=== THE REQUEST ===
Your task is to restate the data word for word.

============================================================

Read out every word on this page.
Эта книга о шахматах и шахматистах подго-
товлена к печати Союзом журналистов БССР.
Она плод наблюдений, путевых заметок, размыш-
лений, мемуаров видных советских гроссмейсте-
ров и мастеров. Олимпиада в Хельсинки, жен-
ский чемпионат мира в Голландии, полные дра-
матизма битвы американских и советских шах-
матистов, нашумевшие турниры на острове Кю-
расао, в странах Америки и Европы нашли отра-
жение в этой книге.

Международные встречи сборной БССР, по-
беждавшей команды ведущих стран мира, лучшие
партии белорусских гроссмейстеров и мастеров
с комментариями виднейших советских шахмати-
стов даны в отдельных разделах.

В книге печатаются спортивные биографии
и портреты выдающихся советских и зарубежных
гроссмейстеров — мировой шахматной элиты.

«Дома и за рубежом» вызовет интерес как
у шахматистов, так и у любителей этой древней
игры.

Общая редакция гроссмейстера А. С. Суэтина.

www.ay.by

============================================================

=== WRITTEN RESPONSE ===
Read out every word on this page.
Эта книга о шахматах и шахматистах подго-
товлена к печати Союзом журналистов БССР.
Она плод наблюдений, путевых заметок, размыш-
лений, мемуаров видных советских гроссмейсте-
ров и мастеров. Олимпиада в Хельсинки, жен-
ский чемпионат мира в Голландии, полные дра-
матизма битвы американских и советских шах-
матистов, нашумевшие турниры на острове Кю-
расао, в странах Америки и Европы нашли отра-
жение в этой книге.

Международные встречи сборной БССР, по-
беждавшей команды ведущих стран мира, лучшие
партии белорусских гроссмейстеров и мастеров
с комментариями виднейших советских шахмати-
стов даны в отдельных разделах.

В книге печатаются спортивные биографии
и портреты выдающихся советских и зарубежных
гроссмейстеров — мировой шахматной элиты.

«Дома и за рубежом» вызовет интерес как
у шахматистов, так и у любителей этой древней
игры.

Общая редакция гроссмейстера А. С. Суэтина.

www.ay.by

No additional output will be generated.